* [INSTRUCTION]:
Leave out every picture, and restate word for word only the lines from the one containing "Read all visible content and emit it as JSON." through the end of the material.

* [LISTED ENTRIES]:
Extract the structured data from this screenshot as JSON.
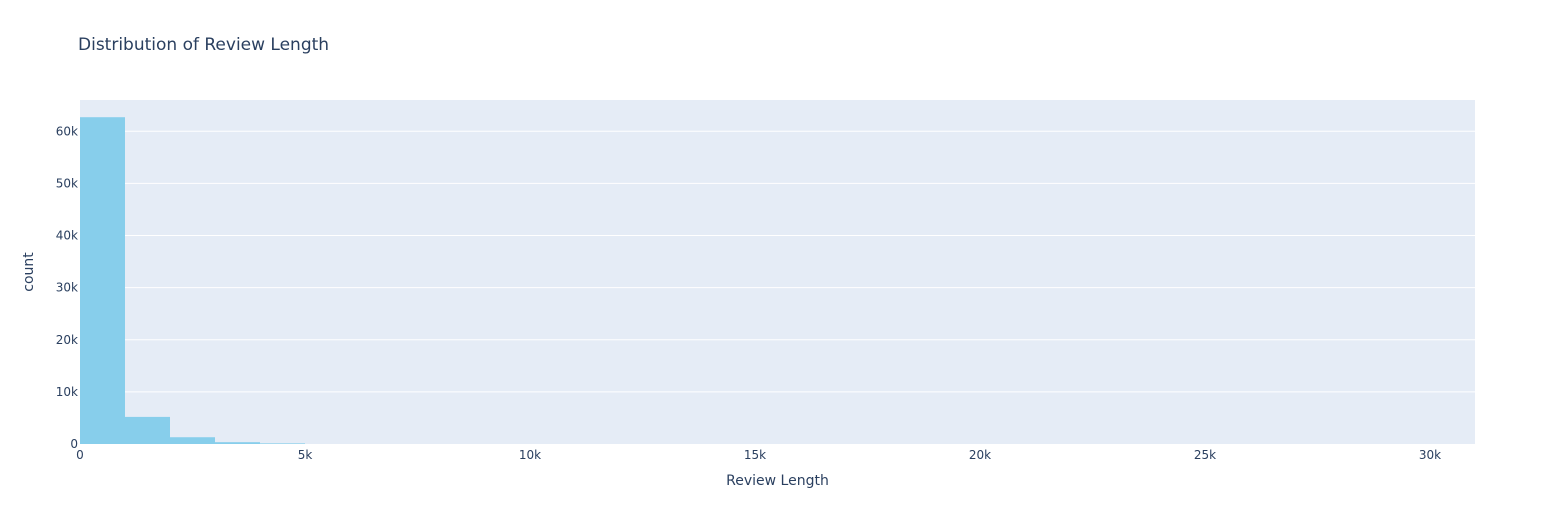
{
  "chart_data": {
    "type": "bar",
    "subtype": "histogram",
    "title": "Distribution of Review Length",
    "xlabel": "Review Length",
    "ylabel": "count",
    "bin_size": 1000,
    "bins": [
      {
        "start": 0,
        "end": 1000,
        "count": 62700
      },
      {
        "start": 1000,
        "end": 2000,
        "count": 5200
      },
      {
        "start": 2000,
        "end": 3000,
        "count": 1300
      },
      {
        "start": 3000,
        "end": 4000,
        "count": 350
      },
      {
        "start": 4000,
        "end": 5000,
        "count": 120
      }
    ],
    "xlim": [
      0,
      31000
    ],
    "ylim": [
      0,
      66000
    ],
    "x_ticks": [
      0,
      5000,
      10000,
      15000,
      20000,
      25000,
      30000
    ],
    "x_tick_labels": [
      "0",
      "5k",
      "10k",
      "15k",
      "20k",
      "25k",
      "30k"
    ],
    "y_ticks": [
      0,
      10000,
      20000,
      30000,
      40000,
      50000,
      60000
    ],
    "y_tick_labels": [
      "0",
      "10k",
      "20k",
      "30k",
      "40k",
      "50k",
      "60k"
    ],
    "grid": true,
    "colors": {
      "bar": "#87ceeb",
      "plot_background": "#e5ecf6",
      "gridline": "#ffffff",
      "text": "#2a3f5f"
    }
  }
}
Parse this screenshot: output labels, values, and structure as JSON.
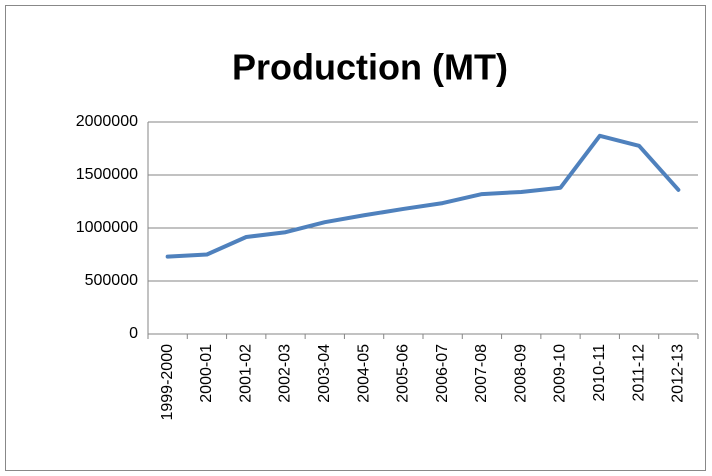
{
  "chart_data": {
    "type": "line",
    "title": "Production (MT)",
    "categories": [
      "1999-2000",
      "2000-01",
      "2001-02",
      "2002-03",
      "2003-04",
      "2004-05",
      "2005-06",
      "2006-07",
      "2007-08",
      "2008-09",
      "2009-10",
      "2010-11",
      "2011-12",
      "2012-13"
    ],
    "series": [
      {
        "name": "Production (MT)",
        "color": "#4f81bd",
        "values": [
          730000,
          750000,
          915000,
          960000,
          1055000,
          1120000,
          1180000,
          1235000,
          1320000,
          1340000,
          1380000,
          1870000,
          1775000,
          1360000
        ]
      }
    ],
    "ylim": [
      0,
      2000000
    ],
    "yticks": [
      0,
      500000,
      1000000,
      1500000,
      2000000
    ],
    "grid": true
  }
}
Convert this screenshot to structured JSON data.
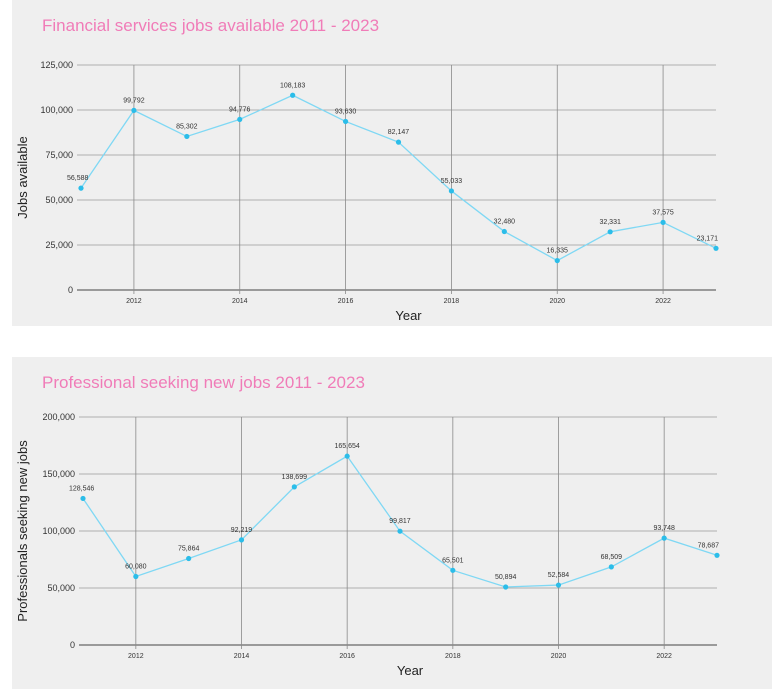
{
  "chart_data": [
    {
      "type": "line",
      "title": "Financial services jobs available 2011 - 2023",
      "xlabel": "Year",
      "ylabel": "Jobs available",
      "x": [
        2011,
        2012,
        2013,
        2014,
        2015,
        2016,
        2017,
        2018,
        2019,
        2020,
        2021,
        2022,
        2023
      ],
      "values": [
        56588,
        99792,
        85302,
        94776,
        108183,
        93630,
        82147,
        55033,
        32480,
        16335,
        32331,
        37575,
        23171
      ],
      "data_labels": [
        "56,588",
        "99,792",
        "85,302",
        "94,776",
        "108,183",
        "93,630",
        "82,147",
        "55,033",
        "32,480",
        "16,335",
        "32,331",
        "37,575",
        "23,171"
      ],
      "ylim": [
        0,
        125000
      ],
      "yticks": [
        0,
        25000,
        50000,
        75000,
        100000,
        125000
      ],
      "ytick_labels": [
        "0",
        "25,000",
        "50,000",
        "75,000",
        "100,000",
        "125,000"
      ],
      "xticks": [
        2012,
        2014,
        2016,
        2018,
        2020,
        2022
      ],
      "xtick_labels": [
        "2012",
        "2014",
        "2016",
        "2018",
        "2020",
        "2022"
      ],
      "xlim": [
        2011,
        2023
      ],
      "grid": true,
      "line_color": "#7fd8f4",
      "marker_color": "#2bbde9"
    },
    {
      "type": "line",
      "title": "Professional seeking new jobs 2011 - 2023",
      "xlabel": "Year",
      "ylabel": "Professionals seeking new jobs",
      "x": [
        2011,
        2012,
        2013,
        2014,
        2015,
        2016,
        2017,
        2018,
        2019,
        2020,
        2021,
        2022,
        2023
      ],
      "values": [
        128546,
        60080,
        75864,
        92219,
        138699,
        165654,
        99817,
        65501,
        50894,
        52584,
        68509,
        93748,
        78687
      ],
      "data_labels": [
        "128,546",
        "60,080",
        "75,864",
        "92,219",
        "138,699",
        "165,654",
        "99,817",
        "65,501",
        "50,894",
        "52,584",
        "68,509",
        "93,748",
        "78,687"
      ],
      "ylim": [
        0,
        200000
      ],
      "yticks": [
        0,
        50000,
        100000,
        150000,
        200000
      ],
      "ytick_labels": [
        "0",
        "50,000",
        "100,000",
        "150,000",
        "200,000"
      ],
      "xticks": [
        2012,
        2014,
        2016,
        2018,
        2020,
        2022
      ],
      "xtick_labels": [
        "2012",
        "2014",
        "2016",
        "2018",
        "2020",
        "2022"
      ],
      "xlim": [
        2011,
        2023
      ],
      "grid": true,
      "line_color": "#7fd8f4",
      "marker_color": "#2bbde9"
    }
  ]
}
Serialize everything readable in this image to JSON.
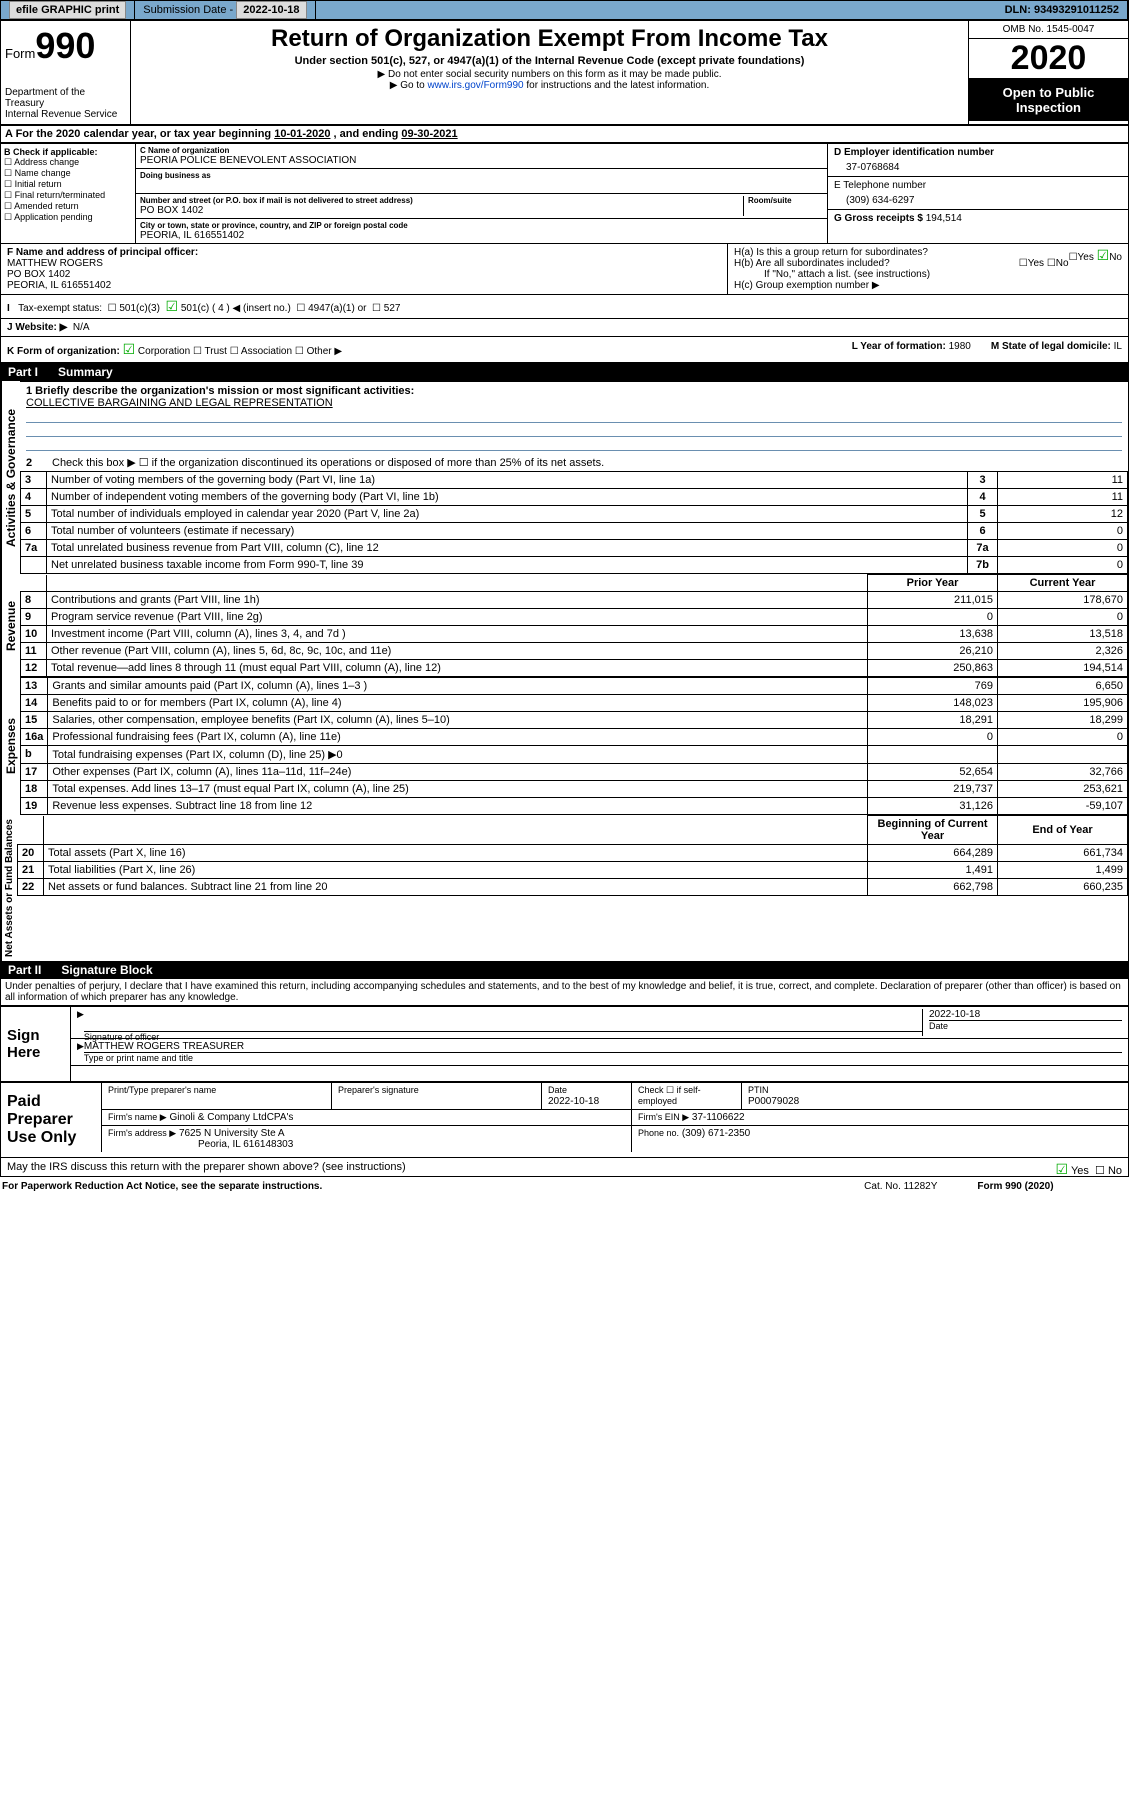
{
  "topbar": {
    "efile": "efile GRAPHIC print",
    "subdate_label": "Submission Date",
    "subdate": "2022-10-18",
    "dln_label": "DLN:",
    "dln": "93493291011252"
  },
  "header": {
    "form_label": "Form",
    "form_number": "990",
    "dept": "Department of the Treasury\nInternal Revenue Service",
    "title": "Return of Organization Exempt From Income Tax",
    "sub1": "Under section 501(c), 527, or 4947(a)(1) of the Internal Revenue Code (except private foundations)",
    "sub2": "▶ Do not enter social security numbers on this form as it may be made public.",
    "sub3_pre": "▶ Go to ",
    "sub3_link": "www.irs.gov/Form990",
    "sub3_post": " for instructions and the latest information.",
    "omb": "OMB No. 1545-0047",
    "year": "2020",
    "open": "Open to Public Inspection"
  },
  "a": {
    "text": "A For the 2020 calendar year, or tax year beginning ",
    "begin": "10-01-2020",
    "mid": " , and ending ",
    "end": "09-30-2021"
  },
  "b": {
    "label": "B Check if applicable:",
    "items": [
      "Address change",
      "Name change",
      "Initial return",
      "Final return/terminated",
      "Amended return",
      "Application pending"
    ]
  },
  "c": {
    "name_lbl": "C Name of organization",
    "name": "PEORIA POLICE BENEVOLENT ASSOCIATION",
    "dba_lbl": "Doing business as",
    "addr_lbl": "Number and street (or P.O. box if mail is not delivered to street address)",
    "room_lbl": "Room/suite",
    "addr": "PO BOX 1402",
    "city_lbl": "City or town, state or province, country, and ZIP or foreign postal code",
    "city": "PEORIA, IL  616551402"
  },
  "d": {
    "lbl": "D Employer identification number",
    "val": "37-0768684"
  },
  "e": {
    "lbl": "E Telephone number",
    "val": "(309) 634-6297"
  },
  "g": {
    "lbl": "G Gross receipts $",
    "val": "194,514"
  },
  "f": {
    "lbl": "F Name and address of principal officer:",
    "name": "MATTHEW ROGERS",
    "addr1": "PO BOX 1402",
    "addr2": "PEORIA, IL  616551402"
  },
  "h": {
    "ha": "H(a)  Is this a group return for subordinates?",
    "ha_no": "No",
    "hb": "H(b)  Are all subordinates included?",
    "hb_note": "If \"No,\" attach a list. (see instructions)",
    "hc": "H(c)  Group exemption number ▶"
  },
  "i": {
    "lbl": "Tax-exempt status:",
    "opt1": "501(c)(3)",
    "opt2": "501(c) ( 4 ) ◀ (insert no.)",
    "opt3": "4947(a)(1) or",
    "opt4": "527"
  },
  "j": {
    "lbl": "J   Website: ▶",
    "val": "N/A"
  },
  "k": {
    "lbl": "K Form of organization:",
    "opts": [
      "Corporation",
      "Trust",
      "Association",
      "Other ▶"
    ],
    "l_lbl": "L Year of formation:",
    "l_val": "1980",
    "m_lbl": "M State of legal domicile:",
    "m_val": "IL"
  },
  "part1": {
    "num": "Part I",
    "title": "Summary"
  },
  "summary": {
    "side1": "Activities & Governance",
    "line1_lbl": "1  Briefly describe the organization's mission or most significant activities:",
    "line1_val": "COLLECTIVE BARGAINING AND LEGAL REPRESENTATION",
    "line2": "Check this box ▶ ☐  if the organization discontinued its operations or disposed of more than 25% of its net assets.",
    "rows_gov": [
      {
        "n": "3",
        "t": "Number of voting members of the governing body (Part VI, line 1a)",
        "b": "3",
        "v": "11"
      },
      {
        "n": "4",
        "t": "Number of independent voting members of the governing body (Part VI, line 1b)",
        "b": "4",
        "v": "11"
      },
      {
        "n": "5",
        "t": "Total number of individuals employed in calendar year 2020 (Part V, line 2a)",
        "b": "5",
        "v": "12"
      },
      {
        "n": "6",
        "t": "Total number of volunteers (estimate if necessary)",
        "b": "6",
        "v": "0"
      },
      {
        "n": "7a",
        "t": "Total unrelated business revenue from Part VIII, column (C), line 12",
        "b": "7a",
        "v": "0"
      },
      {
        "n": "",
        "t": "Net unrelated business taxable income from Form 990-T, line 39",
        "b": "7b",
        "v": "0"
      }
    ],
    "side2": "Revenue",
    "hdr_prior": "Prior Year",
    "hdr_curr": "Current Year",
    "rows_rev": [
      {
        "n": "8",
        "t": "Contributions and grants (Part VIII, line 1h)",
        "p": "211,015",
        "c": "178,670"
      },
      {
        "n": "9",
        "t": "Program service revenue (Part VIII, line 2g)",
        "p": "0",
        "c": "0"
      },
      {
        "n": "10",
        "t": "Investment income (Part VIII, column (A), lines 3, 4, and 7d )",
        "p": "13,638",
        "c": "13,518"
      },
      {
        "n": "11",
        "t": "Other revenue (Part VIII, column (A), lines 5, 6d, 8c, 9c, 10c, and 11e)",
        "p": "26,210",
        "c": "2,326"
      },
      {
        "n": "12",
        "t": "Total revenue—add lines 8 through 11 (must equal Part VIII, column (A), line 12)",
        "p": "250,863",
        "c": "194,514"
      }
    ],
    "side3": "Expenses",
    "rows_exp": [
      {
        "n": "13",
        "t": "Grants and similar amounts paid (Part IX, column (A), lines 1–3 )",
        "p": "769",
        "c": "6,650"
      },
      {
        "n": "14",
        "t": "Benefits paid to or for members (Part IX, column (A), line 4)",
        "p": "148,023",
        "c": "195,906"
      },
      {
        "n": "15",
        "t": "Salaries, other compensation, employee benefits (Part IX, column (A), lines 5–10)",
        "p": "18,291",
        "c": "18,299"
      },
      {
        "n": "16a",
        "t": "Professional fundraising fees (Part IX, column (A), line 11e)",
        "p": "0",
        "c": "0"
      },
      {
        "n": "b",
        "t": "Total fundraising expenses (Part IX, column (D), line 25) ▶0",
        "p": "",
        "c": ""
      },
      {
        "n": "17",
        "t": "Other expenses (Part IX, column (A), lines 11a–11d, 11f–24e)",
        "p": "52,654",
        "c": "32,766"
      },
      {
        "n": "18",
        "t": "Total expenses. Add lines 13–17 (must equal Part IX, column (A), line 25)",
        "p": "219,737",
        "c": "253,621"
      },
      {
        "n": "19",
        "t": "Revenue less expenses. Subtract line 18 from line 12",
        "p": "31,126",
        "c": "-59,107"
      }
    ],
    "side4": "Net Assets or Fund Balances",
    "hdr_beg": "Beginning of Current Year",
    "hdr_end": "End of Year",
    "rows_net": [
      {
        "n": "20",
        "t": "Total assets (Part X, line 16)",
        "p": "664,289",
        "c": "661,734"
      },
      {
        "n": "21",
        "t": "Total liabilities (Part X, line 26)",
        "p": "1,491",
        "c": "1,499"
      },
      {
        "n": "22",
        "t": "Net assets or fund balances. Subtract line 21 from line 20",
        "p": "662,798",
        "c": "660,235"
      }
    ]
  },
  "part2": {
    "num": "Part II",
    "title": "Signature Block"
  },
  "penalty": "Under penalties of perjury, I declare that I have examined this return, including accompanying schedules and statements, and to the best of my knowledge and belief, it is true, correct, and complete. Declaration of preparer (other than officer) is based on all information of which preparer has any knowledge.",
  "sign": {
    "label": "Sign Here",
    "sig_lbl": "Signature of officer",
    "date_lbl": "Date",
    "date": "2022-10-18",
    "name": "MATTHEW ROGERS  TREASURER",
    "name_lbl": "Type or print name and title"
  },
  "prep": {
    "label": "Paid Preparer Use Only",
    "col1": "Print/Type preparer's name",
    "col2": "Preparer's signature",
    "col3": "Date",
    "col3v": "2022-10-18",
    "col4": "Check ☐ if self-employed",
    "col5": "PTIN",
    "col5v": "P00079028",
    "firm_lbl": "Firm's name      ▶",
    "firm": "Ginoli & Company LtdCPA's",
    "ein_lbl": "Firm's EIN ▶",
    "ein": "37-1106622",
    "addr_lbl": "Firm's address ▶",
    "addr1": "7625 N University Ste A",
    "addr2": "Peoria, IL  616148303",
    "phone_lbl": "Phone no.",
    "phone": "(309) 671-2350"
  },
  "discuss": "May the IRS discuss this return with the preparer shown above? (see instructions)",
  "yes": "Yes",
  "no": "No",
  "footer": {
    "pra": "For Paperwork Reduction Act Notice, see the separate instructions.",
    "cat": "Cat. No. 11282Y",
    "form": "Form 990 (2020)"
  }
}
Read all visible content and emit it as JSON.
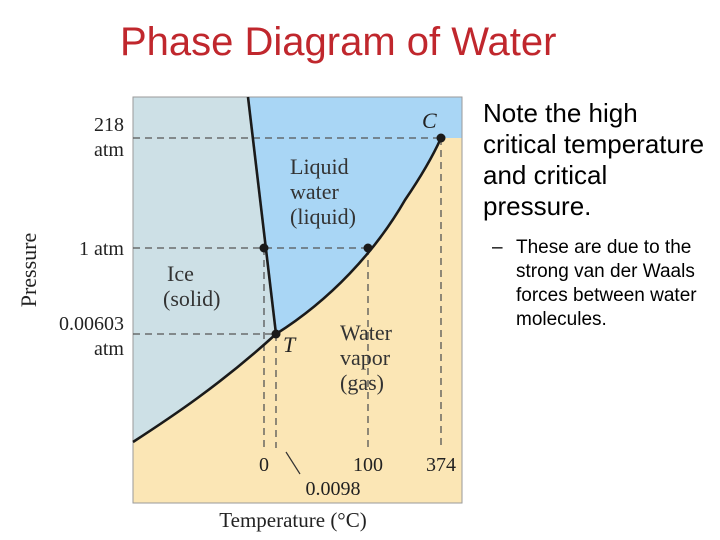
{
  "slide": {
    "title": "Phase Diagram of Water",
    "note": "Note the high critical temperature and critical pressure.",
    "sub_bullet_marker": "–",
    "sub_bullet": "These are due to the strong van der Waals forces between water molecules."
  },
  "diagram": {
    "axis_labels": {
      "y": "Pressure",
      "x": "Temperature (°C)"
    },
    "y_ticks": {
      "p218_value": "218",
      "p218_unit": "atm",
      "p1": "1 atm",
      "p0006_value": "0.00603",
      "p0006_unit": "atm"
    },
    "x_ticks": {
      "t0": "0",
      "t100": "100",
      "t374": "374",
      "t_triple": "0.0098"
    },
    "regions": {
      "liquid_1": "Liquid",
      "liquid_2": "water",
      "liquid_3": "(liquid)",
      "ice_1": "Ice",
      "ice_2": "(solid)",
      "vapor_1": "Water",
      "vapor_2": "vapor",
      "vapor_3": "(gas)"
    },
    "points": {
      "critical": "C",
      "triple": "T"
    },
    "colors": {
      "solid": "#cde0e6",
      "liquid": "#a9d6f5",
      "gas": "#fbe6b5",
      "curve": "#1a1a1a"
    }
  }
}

* [ANSWER IN FULL]:
Read all visible content and emit it as JSON.
{
  "slide": {
    "title": "Phase Diagram of Water",
    "note": "Note the high critical temperature and critical pressure.",
    "sub_bullet_marker": "–",
    "sub_bullet": "These are due to the strong van der Waals forces between water molecules."
  },
  "diagram": {
    "axis_labels": {
      "y": "Pressure",
      "x": "Temperature (°C)"
    },
    "y_ticks": {
      "p218_value": "218",
      "p218_unit": "atm",
      "p1": "1 atm",
      "p0006_value": "0.00603",
      "p0006_unit": "atm"
    },
    "x_ticks": {
      "t0": "0",
      "t100": "100",
      "t374": "374",
      "t_triple": "0.0098"
    },
    "regions": {
      "liquid_1": "Liquid",
      "liquid_2": "water",
      "liquid_3": "(liquid)",
      "ice_1": "Ice",
      "ice_2": "(solid)",
      "vapor_1": "Water",
      "vapor_2": "vapor",
      "vapor_3": "(gas)"
    },
    "points": {
      "critical": "C",
      "triple": "T"
    },
    "colors": {
      "solid": "#cde0e6",
      "liquid": "#a9d6f5",
      "gas": "#fbe6b5",
      "curve": "#1a1a1a"
    }
  }
}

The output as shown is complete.